Print the records below exactly as they appear.
════
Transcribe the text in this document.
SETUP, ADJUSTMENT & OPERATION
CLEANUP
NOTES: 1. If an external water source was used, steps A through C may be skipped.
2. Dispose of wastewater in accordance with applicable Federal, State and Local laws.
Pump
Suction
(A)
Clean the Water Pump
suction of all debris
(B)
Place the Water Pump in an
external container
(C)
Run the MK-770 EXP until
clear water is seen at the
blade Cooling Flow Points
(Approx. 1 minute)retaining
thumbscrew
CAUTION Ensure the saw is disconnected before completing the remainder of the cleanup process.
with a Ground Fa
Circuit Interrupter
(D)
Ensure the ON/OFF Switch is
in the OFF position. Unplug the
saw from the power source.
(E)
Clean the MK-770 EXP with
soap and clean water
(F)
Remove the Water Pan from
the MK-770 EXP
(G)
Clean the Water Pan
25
════
## RESULT OF THIS EXERCISE
Transcribe the text in this document.
SETUP, ADJUSTMENT & OPERATION
CLEANUP
NOTES: 1. If an external water source was used, steps A through C may be skipped.
2. Dispose of wastewater in accordance with applicable Federal, State and Local laws.
Pump
Suction
(A)
Clean the Water Pump
suction of all debris
(B)
Place the Water Pump in an
external container
(C)
Run the MK-770 EXP until
clear water is seen at the
blade Cooling Flow Points
(Approx. 1 minute)retaining
thumbscrew
CAUTION Ensure the saw is disconnected before completing the remainder of the cleanup process.
with a Ground Fa
Circuit Interrupter
(D)
Ensure the ON/OFF Switch is
in the OFF position. Unplug the
saw from the power source.
(E)
Clean the MK-770 EXP with
soap and clean water
(F)
Remove the Water Pan from
the MK-770 EXP
(G)
Clean the Water Pan
25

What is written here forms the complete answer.